La "letalísima trinidad", como todo organismo capitalista que se precie, hace eso siempre. Pero hace además una falsificación lingüística específica. Llamar NORTE a los países enriquecidos y SUR a los países empobrecidos es otro ejemplo clamoroso del uso de ese método de la trampa lingüística. Que, además, es la más reciente versión de una serie de sucesivas trampas lingüísticas destinadas a ocultar la realidad de los efectos del capitalismo.

[Entradas de datos]

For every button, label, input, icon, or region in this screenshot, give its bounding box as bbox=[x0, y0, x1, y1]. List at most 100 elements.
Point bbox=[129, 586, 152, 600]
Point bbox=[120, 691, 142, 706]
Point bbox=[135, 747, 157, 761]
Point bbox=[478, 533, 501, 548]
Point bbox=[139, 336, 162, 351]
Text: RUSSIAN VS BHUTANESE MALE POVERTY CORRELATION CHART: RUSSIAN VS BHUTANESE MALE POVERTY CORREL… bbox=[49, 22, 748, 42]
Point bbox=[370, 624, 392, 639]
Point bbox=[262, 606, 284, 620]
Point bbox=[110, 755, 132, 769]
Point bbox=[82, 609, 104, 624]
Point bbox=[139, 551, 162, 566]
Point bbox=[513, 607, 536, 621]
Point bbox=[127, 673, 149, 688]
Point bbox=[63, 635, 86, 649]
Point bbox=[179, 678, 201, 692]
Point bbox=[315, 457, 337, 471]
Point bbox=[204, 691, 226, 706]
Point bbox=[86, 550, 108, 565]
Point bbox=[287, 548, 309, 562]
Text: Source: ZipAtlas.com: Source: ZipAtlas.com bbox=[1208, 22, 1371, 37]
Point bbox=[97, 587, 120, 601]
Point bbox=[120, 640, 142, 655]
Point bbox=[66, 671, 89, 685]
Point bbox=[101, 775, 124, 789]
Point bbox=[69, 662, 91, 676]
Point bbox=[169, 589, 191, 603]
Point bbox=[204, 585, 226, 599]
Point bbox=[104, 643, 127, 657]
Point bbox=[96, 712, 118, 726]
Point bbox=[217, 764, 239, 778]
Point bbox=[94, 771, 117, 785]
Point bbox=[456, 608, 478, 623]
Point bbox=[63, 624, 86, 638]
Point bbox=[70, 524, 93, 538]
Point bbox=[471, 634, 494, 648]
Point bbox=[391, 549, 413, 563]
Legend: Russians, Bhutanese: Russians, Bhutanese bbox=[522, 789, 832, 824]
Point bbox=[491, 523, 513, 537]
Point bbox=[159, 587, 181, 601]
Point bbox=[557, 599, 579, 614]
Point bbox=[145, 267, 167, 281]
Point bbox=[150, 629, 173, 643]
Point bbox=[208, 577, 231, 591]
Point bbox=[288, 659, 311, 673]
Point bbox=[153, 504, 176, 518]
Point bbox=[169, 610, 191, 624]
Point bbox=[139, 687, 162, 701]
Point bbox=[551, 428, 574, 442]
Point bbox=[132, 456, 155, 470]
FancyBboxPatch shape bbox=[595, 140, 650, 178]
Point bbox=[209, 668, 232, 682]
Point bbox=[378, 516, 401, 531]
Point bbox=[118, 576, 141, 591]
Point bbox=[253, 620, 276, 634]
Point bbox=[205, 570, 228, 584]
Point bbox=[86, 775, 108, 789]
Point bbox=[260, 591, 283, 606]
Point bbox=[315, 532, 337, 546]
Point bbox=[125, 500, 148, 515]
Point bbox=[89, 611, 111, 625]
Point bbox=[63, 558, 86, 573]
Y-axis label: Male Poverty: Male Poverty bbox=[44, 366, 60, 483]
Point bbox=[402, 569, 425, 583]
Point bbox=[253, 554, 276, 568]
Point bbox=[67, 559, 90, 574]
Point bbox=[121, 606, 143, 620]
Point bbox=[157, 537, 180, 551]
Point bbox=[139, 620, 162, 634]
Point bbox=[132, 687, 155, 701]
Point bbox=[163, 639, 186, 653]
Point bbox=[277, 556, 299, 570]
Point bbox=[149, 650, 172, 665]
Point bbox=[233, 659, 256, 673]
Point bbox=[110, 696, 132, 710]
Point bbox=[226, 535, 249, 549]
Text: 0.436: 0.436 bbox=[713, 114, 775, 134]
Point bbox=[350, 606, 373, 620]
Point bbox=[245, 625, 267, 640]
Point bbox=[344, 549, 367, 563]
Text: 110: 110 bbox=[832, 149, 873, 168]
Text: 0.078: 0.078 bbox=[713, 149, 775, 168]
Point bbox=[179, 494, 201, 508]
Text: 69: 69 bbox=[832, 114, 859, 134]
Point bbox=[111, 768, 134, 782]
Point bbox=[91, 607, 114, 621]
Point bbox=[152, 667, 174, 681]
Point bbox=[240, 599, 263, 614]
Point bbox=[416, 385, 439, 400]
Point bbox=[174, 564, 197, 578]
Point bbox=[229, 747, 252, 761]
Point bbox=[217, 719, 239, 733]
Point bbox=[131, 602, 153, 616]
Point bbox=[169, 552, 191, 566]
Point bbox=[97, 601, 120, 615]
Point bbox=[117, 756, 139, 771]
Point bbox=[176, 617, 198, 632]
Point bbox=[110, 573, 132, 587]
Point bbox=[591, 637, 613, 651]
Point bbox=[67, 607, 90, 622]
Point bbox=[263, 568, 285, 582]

» **Tu tarea**
Indica si cada afirmación coincide con el texto sobre la trampa lingüística y justifica cada respuesta con las palabras exactas del texto que lo deciden.
1. Llamar NORTE a los países enriquecidos y SUR a los empobrecidos se presenta como un ejemplo de trampa lingüística.
2. Esa denominación se describe como la primera trampa lingüística de una serie.
3. Las trampas lingüísticas mencionadas buscan ocultar los efectos del capitalismo.
El listado no tiene ninguna relación con el texto.

» **Respuesta**
1. Sí: "Llamar NORTE a los países enriquecidos y SUR a los países empobrecidos es otro ejemplo clamoroso del uso de ese método de la trampa lingüística."
2. No: "es la más reciente versión de una serie de sucesivas trampas lingüísticas".
3. Sí: "destinadas a ocultar la realidad de los efectos del capitalismo".